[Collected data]
"""

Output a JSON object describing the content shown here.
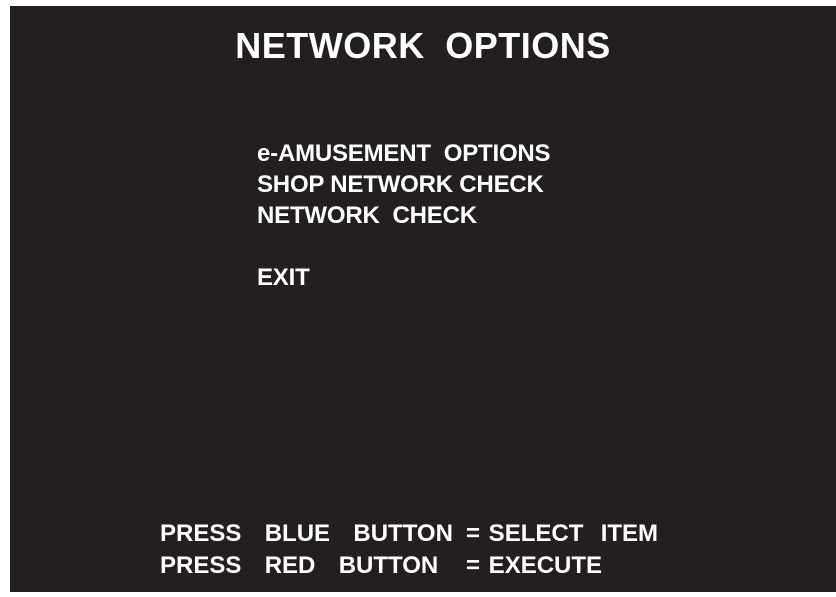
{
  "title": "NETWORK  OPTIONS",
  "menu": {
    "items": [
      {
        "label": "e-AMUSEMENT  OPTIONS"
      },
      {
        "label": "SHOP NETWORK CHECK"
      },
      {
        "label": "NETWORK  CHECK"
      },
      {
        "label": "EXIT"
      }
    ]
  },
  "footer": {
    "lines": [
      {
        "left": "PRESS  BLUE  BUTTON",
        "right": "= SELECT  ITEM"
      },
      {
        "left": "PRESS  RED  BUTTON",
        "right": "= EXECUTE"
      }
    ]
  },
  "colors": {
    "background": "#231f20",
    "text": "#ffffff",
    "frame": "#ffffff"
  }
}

"""

▶ Objective:
All preceding records should be duplicated verbatim, images excepted.

▶ Task answer:
Output a JSON object describing the content shown here.
{
  "title": "NETWORK  OPTIONS",
  "menu": {
    "items": [
      {
        "label": "e-AMUSEMENT  OPTIONS"
      },
      {
        "label": "SHOP NETWORK CHECK"
      },
      {
        "label": "NETWORK  CHECK"
      },
      {
        "label": "EXIT"
      }
    ]
  },
  "footer": {
    "lines": [
      {
        "left": "PRESS  BLUE  BUTTON",
        "right": "= SELECT  ITEM"
      },
      {
        "left": "PRESS  RED  BUTTON",
        "right": "= EXECUTE"
      }
    ]
  },
  "colors": {
    "background": "#231f20",
    "text": "#ffffff",
    "frame": "#ffffff"
  }
}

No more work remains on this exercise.